> _Task to carry out_
Take the material below and write it all out again exactly.

☆ ☆ ☆ ☆ ☆ ☆ ☆

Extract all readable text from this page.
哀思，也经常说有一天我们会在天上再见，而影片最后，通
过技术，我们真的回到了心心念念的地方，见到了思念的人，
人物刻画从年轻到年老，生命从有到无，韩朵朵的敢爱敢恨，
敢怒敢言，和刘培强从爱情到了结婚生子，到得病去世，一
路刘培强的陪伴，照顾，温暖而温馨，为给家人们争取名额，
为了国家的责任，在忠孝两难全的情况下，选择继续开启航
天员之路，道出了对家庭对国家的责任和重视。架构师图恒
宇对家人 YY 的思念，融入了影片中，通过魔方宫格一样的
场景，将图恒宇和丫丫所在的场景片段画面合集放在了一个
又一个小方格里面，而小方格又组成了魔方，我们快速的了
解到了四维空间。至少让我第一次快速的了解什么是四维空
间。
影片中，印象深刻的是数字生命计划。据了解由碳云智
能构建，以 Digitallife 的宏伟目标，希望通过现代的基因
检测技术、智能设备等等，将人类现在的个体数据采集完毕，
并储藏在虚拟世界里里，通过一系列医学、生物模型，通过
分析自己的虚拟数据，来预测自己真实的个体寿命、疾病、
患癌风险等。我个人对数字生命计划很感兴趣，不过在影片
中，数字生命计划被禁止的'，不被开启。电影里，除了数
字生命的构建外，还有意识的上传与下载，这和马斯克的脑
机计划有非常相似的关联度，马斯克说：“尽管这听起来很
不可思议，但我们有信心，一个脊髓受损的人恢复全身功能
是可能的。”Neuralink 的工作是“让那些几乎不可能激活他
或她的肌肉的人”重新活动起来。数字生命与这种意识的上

☆ ☆ ☆ ☆ ☆ ☆ ☆

> _Final result_
Extract all readable text from this page.
哀思，也经常说有一天我们会在天上再见，而影片最后，通
过技术，我们真的回到了心心念念的地方，见到了思念的人，
人物刻画从年轻到年老，生命从有到无，韩朵朵的敢爱敢恨，
敢怒敢言，和刘培强从爱情到了结婚生子，到得病去世，一
路刘培强的陪伴，照顾，温暖而温馨，为给家人们争取名额，
为了国家的责任，在忠孝两难全的情况下，选择继续开启航
天员之路，道出了对家庭对国家的责任和重视。架构师图恒
宇对家人 YY 的思念，融入了影片中，通过魔方宫格一样的
场景，将图恒宇和丫丫所在的场景片段画面合集放在了一个
又一个小方格里面，而小方格又组成了魔方，我们快速的了
解到了四维空间。至少让我第一次快速的了解什么是四维空
间。
影片中，印象深刻的是数字生命计划。据了解由碳云智
能构建，以 Digitallife 的宏伟目标，希望通过现代的基因
检测技术、智能设备等等，将人类现在的个体数据采集完毕，
并储藏在虚拟世界里里，通过一系列医学、生物模型，通过
分析自己的虚拟数据，来预测自己真实的个体寿命、疾病、
患癌风险等。我个人对数字生命计划很感兴趣，不过在影片
中，数字生命计划被禁止的'，不被开启。电影里，除了数
字生命的构建外，还有意识的上传与下载，这和马斯克的脑
机计划有非常相似的关联度，马斯克说：“尽管这听起来很
不可思议，但我们有信心，一个脊髓受损的人恢复全身功能
是可能的。”Neuralink 的工作是“让那些几乎不可能激活他
或她的肌肉的人”重新活动起来。数字生命与这种意识的上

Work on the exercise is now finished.